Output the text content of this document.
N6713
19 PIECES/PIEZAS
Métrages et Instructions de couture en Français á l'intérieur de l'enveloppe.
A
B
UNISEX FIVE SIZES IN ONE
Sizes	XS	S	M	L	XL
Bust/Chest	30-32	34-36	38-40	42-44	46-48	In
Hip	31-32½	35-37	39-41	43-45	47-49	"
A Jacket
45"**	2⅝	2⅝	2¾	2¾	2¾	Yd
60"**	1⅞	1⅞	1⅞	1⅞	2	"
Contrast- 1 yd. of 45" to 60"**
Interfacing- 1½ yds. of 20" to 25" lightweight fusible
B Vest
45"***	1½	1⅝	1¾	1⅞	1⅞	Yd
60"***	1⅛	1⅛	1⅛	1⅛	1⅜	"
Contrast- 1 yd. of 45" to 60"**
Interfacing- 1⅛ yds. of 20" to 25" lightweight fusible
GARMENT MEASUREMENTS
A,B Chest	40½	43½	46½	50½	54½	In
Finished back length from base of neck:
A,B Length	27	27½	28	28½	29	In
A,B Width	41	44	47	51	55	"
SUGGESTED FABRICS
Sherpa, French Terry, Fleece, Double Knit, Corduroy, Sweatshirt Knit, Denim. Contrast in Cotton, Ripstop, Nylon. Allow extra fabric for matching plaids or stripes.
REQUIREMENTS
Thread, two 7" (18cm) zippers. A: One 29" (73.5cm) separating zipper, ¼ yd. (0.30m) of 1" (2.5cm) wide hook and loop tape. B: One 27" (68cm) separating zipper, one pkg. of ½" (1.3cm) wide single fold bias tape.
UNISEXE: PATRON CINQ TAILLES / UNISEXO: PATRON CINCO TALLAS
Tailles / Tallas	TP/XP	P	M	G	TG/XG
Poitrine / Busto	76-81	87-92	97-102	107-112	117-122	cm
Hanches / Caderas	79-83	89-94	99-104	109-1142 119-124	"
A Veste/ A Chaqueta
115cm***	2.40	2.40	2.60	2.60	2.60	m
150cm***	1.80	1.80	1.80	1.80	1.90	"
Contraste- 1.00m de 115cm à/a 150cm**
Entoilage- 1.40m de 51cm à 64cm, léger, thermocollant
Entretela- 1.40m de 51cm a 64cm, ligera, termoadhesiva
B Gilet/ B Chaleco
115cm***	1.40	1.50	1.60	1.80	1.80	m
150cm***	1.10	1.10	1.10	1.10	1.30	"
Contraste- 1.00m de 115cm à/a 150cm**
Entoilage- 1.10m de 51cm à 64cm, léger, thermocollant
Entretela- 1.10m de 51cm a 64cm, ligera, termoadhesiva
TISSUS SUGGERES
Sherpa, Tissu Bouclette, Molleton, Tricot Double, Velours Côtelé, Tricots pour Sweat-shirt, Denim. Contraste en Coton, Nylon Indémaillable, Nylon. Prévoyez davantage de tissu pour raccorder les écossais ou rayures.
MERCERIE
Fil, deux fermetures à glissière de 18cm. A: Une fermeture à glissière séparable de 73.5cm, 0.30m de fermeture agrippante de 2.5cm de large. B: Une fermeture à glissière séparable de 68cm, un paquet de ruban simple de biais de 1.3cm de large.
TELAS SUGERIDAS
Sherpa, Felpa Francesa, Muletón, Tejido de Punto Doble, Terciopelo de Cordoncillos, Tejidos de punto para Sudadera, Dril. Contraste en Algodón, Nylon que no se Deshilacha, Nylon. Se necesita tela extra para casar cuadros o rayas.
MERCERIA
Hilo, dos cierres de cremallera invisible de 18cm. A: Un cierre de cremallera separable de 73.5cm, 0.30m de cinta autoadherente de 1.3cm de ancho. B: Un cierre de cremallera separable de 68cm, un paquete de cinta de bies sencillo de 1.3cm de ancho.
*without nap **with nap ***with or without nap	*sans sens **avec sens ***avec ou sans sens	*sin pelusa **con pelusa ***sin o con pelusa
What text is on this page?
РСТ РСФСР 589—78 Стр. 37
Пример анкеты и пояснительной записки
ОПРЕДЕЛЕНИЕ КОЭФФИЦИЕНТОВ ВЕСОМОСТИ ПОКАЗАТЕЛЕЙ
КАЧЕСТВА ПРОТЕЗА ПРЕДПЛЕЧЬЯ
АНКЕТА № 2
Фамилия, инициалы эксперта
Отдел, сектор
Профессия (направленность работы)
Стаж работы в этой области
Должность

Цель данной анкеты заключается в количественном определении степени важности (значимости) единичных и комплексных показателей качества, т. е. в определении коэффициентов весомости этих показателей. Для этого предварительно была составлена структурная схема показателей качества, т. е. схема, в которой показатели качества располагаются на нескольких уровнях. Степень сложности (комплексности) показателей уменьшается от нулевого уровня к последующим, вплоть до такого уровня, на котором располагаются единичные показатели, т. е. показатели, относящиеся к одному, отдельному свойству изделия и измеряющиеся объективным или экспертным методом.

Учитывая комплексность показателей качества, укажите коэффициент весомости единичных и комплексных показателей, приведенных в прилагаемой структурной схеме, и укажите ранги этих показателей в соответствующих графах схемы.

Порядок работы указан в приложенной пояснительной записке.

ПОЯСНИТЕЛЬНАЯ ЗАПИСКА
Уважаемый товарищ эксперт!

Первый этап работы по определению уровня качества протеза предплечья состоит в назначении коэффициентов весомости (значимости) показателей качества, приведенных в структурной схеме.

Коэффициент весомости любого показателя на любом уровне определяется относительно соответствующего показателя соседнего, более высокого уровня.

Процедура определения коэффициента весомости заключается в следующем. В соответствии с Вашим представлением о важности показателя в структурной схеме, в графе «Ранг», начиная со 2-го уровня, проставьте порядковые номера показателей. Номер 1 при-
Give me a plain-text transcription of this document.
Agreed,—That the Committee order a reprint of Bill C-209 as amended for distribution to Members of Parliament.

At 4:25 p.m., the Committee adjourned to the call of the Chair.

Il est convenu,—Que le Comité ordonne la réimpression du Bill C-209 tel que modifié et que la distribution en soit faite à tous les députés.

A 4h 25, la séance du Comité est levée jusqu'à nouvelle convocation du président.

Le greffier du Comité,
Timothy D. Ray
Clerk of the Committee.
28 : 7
—————
→ **Directions**:
Copy all of the data exactly.

→ **Final answer**:
Output the text content of this document.
N6713
19 PIECES/PIEZAS
Métrages et Instructions de couture en Français á l'intérieur de l'enveloppe.
A
B
UNISEX FIVE SIZES IN ONE
Sizes	XS	S	M	L	XL
Bust/Chest	30-32	34-36	38-40	42-44	46-48	In
Hip	31-32½	35-37	39-41	43-45	47-49	"
A Jacket
45"**	2⅝	2⅝	2¾	2¾	2¾	Yd
60"**	1⅞	1⅞	1⅞	1⅞	2	"
Contrast- 1 yd. of 45" to 60"**
Interfacing- 1½ yds. of 20" to 25" lightweight fusible
B Vest
45"***	1½	1⅝	1¾	1⅞	1⅞	Yd
60"***	1⅛	1⅛	1⅛	1⅛	1⅜	"
Contrast- 1 yd. of 45" to 60"**
Interfacing- 1⅛ yds. of 20" to 25" lightweight fusible
GARMENT MEASUREMENTS
A,B Chest	40½	43½	46½	50½	54½	In
Finished back length from base of neck:
A,B Length	27	27½	28	28½	29	In
A,B Width	41	44	47	51	55	"
SUGGESTED FABRICS
Sherpa, French Terry, Fleece, Double Knit, Corduroy, Sweatshirt Knit, Denim. Contrast in Cotton, Ripstop, Nylon. Allow extra fabric for matching plaids or stripes.
REQUIREMENTS
Thread, two 7" (18cm) zippers. A: One 29" (73.5cm) separating zipper, ¼ yd. (0.30m) of 1" (2.5cm) wide hook and loop tape. B: One 27" (68cm) separating zipper, one pkg. of ½" (1.3cm) wide single fold bias tape.
UNISEXE: PATRON CINQ TAILLES / UNISEXO: PATRON CINCO TALLAS
Tailles / Tallas	TP/XP	P	M	G	TG/XG
Poitrine / Busto	76-81	87-92	97-102	107-112	117-122	cm
Hanches / Caderas	79-83	89-94	99-104	109-1142 119-124	"
A Veste/ A Chaqueta
115cm***	2.40	2.40	2.60	2.60	2.60	m
150cm***	1.80	1.80	1.80	1.80	1.90	"
Contraste- 1.00m de 115cm à/a 150cm**
Entoilage- 1.40m de 51cm à 64cm, léger, thermocollant
Entretela- 1.40m de 51cm a 64cm, ligera, termoadhesiva
B Gilet/ B Chaleco
115cm***	1.40	1.50	1.60	1.80	1.80	m
150cm***	1.10	1.10	1.10	1.10	1.30	"
Contraste- 1.00m de 115cm à/a 150cm**
Entoilage- 1.10m de 51cm à 64cm, léger, thermocollant
Entretela- 1.10m de 51cm a 64cm, ligera, termoadhesiva
TISSUS SUGGERES
Sherpa, Tissu Bouclette, Molleton, Tricot Double, Velours Côtelé, Tricots pour Sweat-shirt, Denim. Contraste en Coton, Nylon Indémaillable, Nylon. Prévoyez davantage de tissu pour raccorder les écossais ou rayures.
MERCERIE
Fil, deux fermetures à glissière de 18cm. A: Une fermeture à glissière séparable de 73.5cm, 0.30m de fermeture agrippante de 2.5cm de large. B: Une fermeture à glissière séparable de 68cm, un paquet de ruban simple de biais de 1.3cm de large.
TELAS SUGERIDAS
Sherpa, Felpa Francesa, Muletón, Tejido de Punto Doble, Terciopelo de Cordoncillos, Tejidos de punto para Sudadera, Dril. Contraste en Algodón, Nylon que no se Deshilacha, Nylon. Se necesita tela extra para casar cuadros o rayas.
MERCERIA
Hilo, dos cierres de cremallera invisible de 18cm. A: Un cierre de cremallera separable de 73.5cm, 0.30m de cinta autoadherente de 1.3cm de ancho. B: Un cierre de cremallera separable de 68cm, un paquete de cinta de bies sencillo de 1.3cm de ancho.
*without nap **with nap ***with or without nap	*sans sens **avec sens ***avec ou sans sens	*sin pelusa **con pelusa ***sin o con pelusa
What text is on this page?
РСТ РСФСР 589—78 Стр. 37
Пример анкеты и пояснительной записки
ОПРЕДЕЛЕНИЕ КОЭФФИЦИЕНТОВ ВЕСОМОСТИ ПОКАЗАТЕЛЕЙ
КАЧЕСТВА ПРОТЕЗА ПРЕДПЛЕЧЬЯ
АНКЕТА № 2
Фамилия, инициалы эксперта
Отдел, сектор
Профессия (направленность работы)
Стаж работы в этой области
Должность

Цель данной анкеты заключается в количественном определении степени важности (значимости) единичных и комплексных показателей качества, т. е. в определении коэффициентов весомости этих показателей. Для этого предварительно была составлена структурная схема показателей качества, т. е. схема, в которой показатели качества располагаются на нескольких уровнях. Степень сложности (комплексности) показателей уменьшается от нулевого уровня к последующим, вплоть до такого уровня, на котором располагаются единичные показатели, т. е. показатели, относящиеся к одному, отдельному свойству изделия и измеряющиеся объективным или экспертным методом.

Учитывая комплексность показателей качества, укажите коэффициент весомости единичных и комплексных показателей, приведенных в прилагаемой структурной схеме, и укажите ранги этих показателей в соответствующих графах схемы.

Порядок работы указан в приложенной пояснительной записке.

ПОЯСНИТЕЛЬНАЯ ЗАПИСКА
Уважаемый товарищ эксперт!

Первый этап работы по определению уровня качества протеза предплечья состоит в назначении коэффициентов весомости (значимости) показателей качества, приведенных в структурной схеме.

Коэффициент весомости любого показателя на любом уровне определяется относительно соответствующего показателя соседнего, более высокого уровня.

Процедура определения коэффициента весомости заключается в следующем. В соответствии с Вашим представлением о важности показателя в структурной схеме, в графе «Ранг», начиная со 2-го уровня, проставьте порядковые номера показателей. Номер 1 при-
Give me a plain-text transcription of this document.
Agreed,—That the Committee order a reprint of Bill C-209 as amended for distribution to Members of Parliament.

At 4:25 p.m., the Committee adjourned to the call of the Chair.

Il est convenu,—Que le Comité ordonne la réimpression du Bill C-209 tel que modifié et que la distribution en soit faite à tous les députés.

A 4h 25, la séance du Comité est levée jusqu'à nouvelle convocation du président.

Le greffier du Comité,
Timothy D. Ray
Clerk of the Committee.
28 : 7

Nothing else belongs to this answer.